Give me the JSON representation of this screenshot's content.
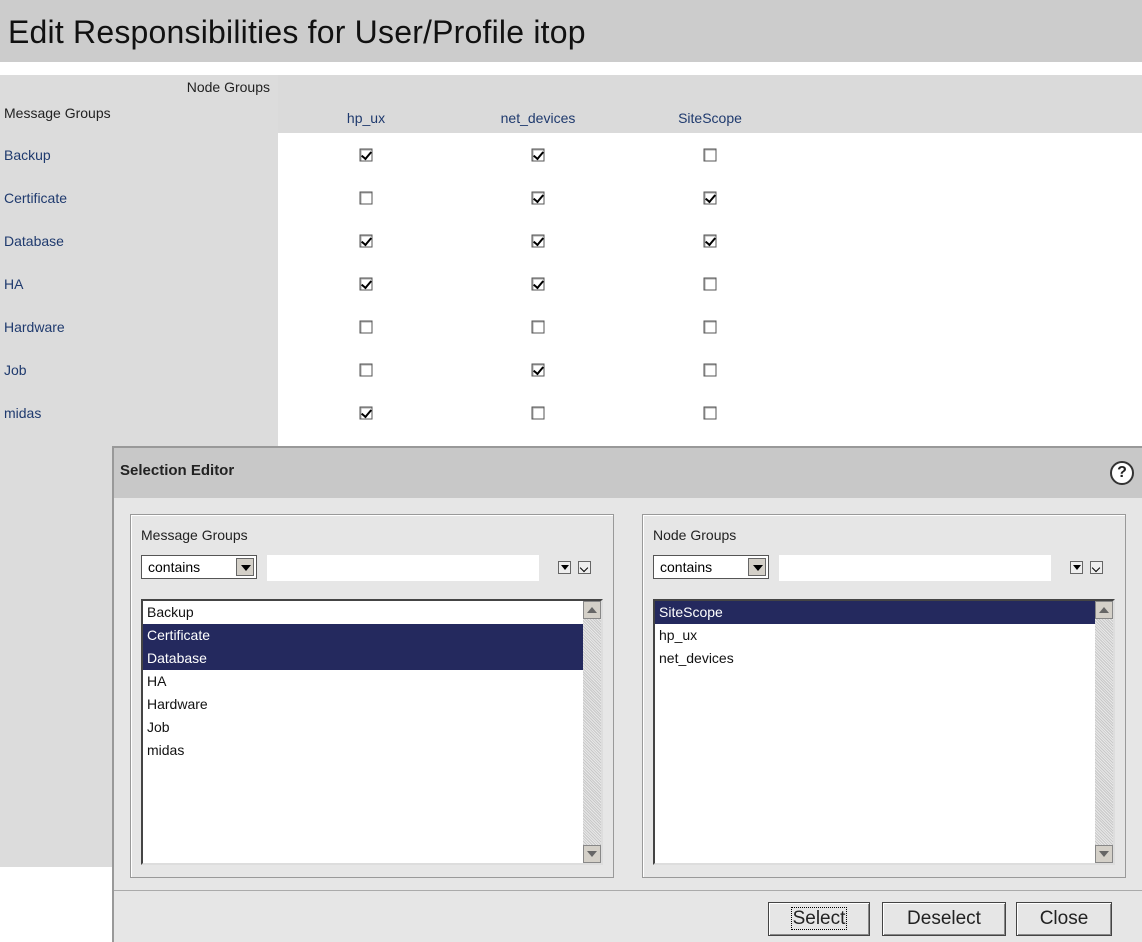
{
  "page": {
    "title": "Edit Responsibilities for User/Profile itop"
  },
  "matrix": {
    "corner_top": "Node Groups",
    "corner_bottom": "Message Groups",
    "columns": [
      "hp_ux",
      "net_devices",
      "SiteScope"
    ],
    "rows": [
      {
        "label": "Backup",
        "checks": [
          true,
          true,
          false
        ]
      },
      {
        "label": "Certificate",
        "checks": [
          false,
          true,
          true
        ]
      },
      {
        "label": "Database",
        "checks": [
          true,
          true,
          true
        ]
      },
      {
        "label": "HA",
        "checks": [
          true,
          true,
          false
        ]
      },
      {
        "label": "Hardware",
        "checks": [
          false,
          false,
          false
        ]
      },
      {
        "label": "Job",
        "checks": [
          false,
          true,
          false
        ]
      },
      {
        "label": "midas",
        "checks": [
          true,
          false,
          false
        ]
      }
    ]
  },
  "editor": {
    "title": "Selection Editor",
    "help_icon": "help-icon",
    "message_groups": {
      "label": "Message Groups",
      "filter_mode": "contains",
      "filter_value": "",
      "items": [
        {
          "label": "Backup",
          "selected": false
        },
        {
          "label": "Certificate",
          "selected": true
        },
        {
          "label": "Database",
          "selected": true
        },
        {
          "label": "HA",
          "selected": false
        },
        {
          "label": "Hardware",
          "selected": false
        },
        {
          "label": "Job",
          "selected": false
        },
        {
          "label": "midas",
          "selected": false
        }
      ]
    },
    "node_groups": {
      "label": "Node Groups",
      "filter_mode": "contains",
      "filter_value": "",
      "items": [
        {
          "label": "SiteScope",
          "selected": true
        },
        {
          "label": "hp_ux",
          "selected": false
        },
        {
          "label": "net_devices",
          "selected": false
        }
      ]
    },
    "buttons": {
      "select": "Select",
      "deselect": "Deselect",
      "close": "Close"
    }
  }
}
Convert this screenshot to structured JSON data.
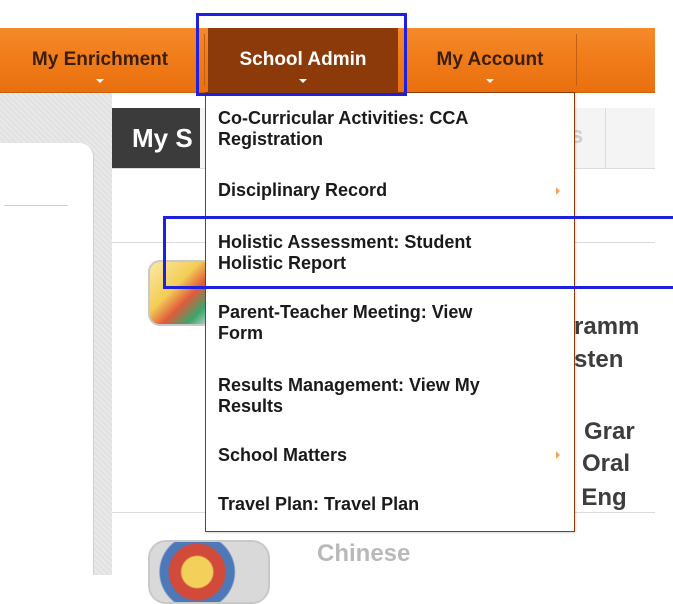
{
  "nav": {
    "items": [
      {
        "label": "My Enrichment"
      },
      {
        "label": "School Admin"
      },
      {
        "label": "My Account"
      }
    ]
  },
  "main": {
    "tab_label": "My S",
    "ghost_tab": "s",
    "course_fragments": [
      "ramm",
      "sten",
      "Grar",
      "Oral",
      "n Eng"
    ],
    "next_course": "Chinese"
  },
  "menu": {
    "items": [
      {
        "line1": "Co-Curricular Activities: CCA",
        "line2": "Registration"
      },
      {
        "line1": "Disciplinary Record",
        "line2": ""
      },
      {
        "line1": "Holistic Assessment: Student",
        "line2": "Holistic Report"
      },
      {
        "line1": "Parent-Teacher Meeting: View",
        "line2": "Form"
      },
      {
        "line1": "Results Management: View My",
        "line2": "Results"
      },
      {
        "line1": "School Matters",
        "line2": ""
      },
      {
        "line1": "Travel Plan: Travel Plan",
        "line2": ""
      }
    ]
  },
  "colors": {
    "nav_orange": "#f07a17",
    "nav_active": "#8c3a09",
    "highlight_blue": "#1f1fe0"
  }
}
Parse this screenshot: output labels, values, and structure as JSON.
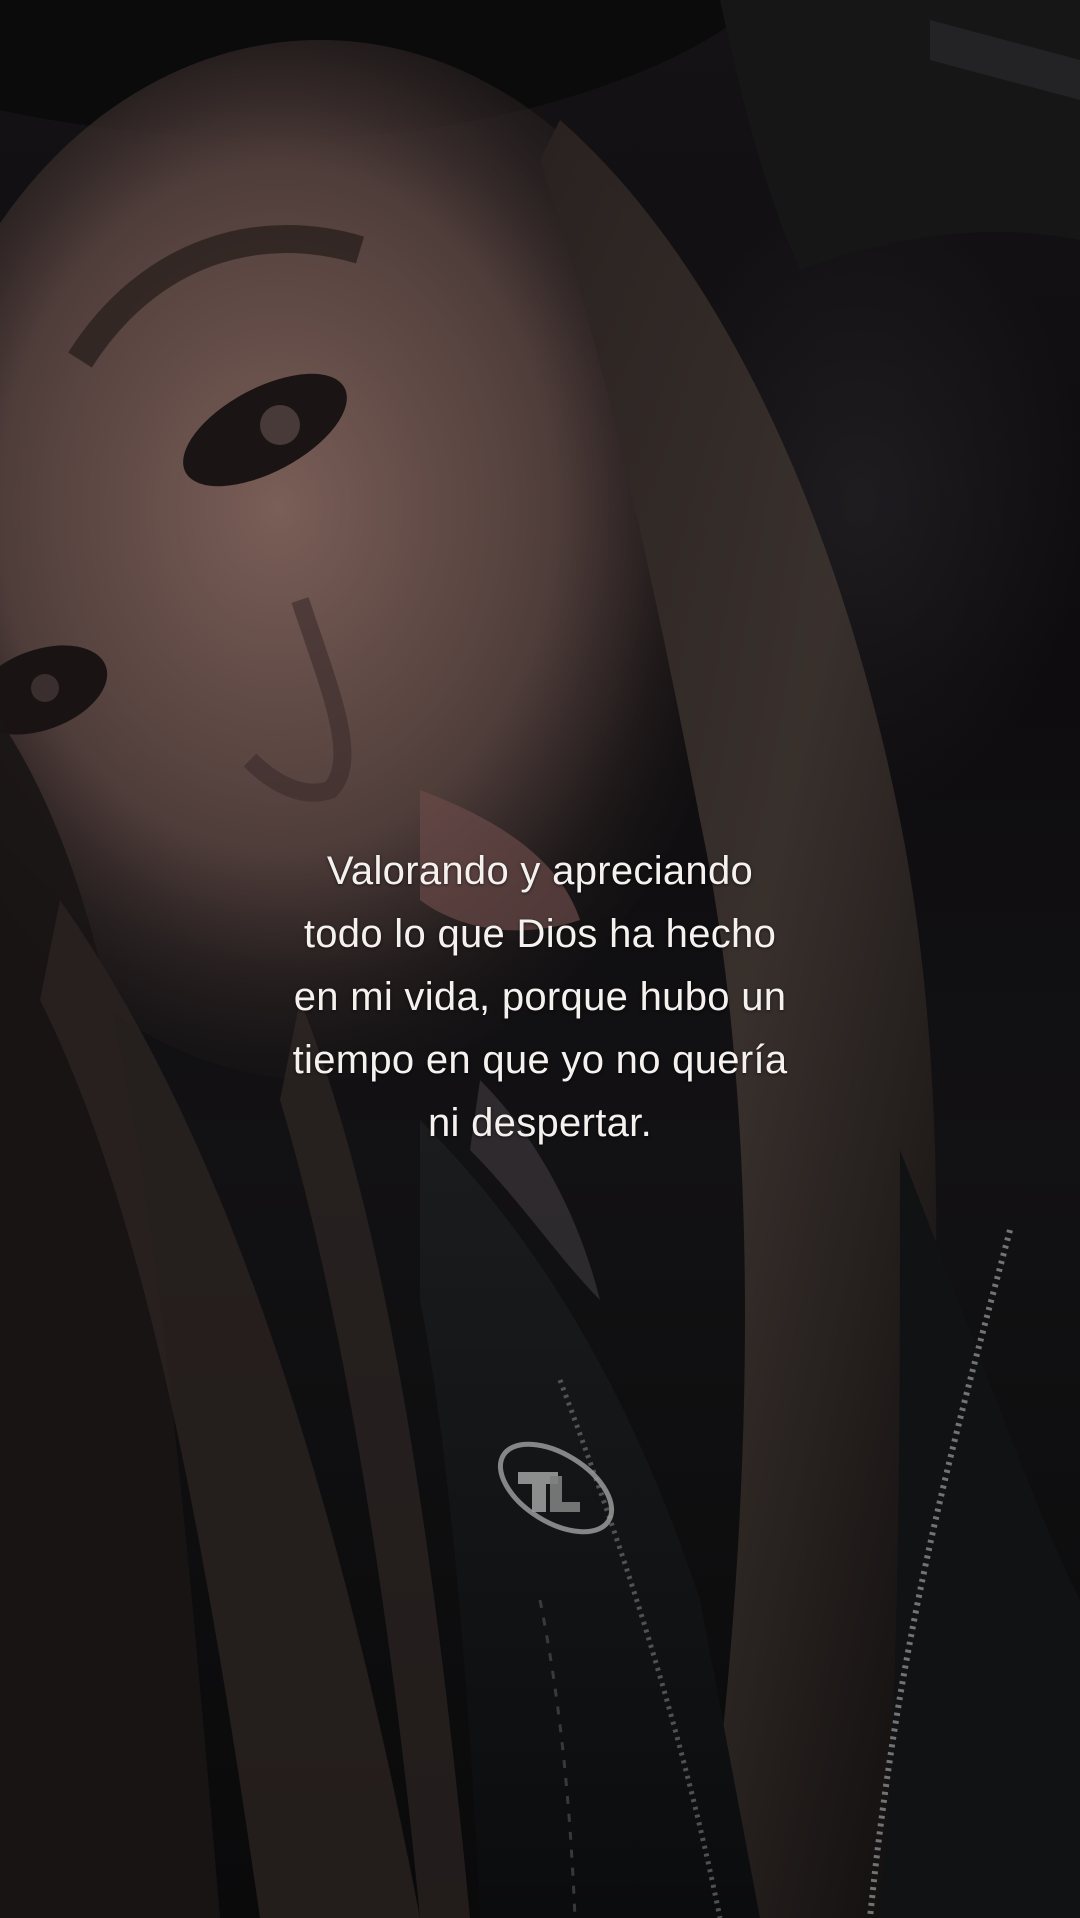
{
  "overlay": {
    "lines": [
      "Valorando y apreciando",
      "todo lo que Dios ha hecho",
      "en mi vida, porque hubo un",
      "tiempo en que yo no quería",
      "ni despertar."
    ]
  },
  "logo": {
    "icon": "tl-watermark-logo",
    "color": "#9a9a9a"
  },
  "colors": {
    "text": "#f4f1ee",
    "background": "#0b0a0c"
  }
}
* * *
◆ **WHAT THE EXERCISE ASKS**
Look through the data above. Find each line with the string "JSON" and copy it.

◆ **FINISHED EXERCISE**
Give me the JSON representation of this screenshot's content.
Convert this screenshot to structured JSON data.
Parse this screenshot: output labels, values, and structure as JSON.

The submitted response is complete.